[Records contained in a dataset]
··········

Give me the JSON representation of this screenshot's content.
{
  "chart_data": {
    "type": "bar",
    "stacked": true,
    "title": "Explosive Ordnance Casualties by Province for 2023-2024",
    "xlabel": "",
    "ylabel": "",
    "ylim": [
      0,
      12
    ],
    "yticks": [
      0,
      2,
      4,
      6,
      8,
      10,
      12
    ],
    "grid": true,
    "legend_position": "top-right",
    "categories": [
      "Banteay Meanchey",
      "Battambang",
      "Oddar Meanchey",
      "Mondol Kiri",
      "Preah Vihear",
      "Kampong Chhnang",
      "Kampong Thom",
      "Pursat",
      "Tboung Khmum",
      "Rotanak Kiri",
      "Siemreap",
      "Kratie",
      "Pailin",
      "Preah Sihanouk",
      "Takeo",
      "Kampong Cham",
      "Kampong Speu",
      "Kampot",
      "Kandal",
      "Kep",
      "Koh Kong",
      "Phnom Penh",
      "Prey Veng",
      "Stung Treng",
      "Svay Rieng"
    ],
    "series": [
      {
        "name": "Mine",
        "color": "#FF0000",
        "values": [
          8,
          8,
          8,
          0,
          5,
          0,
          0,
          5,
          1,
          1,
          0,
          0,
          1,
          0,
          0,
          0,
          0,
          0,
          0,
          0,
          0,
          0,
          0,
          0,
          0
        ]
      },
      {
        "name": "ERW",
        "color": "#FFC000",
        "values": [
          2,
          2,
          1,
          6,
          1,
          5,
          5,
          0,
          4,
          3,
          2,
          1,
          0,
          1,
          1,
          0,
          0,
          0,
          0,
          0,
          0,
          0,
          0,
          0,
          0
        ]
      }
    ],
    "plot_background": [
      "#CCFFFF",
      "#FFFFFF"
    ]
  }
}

··········

## Directions for this task
Quote each line of the data above exactly as written.

## Solution for this task
Give me the JSON representation of this screenshot's content.
{
  "chart_data": {
    "type": "bar",
    "stacked": true,
    "title": "Explosive Ordnance Casualties by Province for 2023-2024",
    "xlabel": "",
    "ylabel": "",
    "ylim": [
      0,
      12
    ],
    "yticks": [
      0,
      2,
      4,
      6,
      8,
      10,
      12
    ],
    "grid": true,
    "legend_position": "top-right",
    "categories": [
      "Banteay Meanchey",
      "Battambang",
      "Oddar Meanchey",
      "Mondol Kiri",
      "Preah Vihear",
      "Kampong Chhnang",
      "Kampong Thom",
      "Pursat",
      "Tboung Khmum",
      "Rotanak Kiri",
      "Siemreap",
      "Kratie",
      "Pailin",
      "Preah Sihanouk",
      "Takeo",
      "Kampong Cham",
      "Kampong Speu",
      "Kampot",
      "Kandal",
      "Kep",
      "Koh Kong",
      "Phnom Penh",
      "Prey Veng",
      "Stung Treng",
      "Svay Rieng"
    ],
    "series": [
      {
        "name": "Mine",
        "color": "#FF0000",
        "values": [
          8,
          8,
          8,
          0,
          5,
          0,
          0,
          5,
          1,
          1,
          0,
          0,
          1,
          0,
          0,
          0,
          0,
          0,
          0,
          0,
          0,
          0,
          0,
          0,
          0
        ]
      },
      {
        "name": "ERW",
        "color": "#FFC000",
        "values": [
          2,
          2,
          1,
          6,
          1,
          5,
          5,
          0,
          4,
          3,
          2,
          1,
          0,
          1,
          1,
          0,
          0,
          0,
          0,
          0,
          0,
          0,
          0,
          0,
          0
        ]
      }
    ],
    "plot_background": [
      "#CCFFFF",
      "#FFFFFF"
    ]
  }
}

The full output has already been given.